Records for the exercise -
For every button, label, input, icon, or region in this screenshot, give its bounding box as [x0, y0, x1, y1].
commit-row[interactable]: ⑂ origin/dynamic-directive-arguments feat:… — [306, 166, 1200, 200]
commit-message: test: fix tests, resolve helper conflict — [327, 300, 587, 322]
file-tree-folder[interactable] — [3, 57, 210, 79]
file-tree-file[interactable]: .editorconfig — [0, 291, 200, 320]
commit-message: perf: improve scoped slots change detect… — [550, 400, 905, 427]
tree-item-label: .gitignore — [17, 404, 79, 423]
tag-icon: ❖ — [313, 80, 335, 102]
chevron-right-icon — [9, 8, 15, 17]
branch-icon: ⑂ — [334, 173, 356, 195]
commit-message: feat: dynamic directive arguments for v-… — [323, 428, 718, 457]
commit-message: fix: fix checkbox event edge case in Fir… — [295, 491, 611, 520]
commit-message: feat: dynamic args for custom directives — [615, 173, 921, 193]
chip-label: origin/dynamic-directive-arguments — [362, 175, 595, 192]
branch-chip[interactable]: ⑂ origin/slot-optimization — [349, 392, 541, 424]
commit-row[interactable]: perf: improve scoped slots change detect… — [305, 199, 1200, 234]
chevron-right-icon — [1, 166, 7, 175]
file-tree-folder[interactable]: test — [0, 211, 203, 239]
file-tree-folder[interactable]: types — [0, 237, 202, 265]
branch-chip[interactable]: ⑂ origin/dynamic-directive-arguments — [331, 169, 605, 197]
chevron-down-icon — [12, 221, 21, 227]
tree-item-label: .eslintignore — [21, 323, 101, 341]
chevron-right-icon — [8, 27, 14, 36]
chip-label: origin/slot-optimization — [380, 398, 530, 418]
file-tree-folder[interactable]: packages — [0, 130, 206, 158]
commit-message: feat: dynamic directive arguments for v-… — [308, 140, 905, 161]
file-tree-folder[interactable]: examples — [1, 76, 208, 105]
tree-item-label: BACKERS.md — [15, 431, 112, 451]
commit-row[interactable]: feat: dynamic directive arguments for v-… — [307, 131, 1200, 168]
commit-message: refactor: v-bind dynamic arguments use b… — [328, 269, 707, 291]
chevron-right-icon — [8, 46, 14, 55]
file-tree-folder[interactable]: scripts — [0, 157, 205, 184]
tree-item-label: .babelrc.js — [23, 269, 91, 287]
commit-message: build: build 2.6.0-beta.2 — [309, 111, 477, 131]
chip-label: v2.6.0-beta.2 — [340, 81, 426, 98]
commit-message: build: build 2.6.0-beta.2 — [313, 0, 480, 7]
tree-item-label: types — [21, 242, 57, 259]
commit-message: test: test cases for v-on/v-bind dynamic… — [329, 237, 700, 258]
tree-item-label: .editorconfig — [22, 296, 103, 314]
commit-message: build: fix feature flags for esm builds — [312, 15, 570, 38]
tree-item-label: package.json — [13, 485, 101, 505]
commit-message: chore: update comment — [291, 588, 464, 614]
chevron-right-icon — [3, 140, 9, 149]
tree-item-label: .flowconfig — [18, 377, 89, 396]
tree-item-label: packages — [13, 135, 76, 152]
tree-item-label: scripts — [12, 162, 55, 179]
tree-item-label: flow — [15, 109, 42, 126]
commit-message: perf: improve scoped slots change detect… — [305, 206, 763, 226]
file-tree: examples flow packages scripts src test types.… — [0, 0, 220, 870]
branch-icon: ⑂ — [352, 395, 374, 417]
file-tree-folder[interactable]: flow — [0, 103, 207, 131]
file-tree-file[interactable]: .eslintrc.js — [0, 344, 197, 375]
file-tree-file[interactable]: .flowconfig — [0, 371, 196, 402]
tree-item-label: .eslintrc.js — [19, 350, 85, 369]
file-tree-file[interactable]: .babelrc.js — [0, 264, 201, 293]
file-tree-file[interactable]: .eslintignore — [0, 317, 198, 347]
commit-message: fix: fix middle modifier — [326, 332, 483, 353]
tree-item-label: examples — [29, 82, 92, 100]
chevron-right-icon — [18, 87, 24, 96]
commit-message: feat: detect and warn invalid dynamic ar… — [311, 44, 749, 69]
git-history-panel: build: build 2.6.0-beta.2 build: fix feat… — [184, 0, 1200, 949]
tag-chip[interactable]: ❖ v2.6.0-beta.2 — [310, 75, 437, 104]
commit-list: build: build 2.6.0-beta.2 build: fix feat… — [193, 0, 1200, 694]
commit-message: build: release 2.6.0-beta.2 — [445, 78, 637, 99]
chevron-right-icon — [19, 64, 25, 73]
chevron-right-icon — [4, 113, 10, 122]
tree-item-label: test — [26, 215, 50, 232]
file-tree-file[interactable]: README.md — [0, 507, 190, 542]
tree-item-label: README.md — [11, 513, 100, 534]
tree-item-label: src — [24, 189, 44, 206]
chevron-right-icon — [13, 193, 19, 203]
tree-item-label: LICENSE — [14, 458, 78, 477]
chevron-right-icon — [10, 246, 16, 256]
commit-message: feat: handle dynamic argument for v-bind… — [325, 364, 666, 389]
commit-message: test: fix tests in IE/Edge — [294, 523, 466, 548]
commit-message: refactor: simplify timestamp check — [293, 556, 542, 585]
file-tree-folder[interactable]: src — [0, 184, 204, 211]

Stated goal -
Reproduce verbatim the stretch of the records above, from their start through the line containing "file-tree-file[interactable]: .editorconfig —", and nothing else.

Completed exercise -
For every button, label, input, icon, or region in this screenshot, give its bounding box as [x0, y0, x1, y1].
commit-row[interactable]: ⑂ origin/dynamic-directive-arguments feat:… — [306, 166, 1200, 200]
commit-message: test: fix tests, resolve helper conflict — [327, 300, 587, 322]
file-tree-folder[interactable] — [3, 57, 210, 79]
file-tree-file[interactable]: .editorconfig — [0, 291, 200, 320]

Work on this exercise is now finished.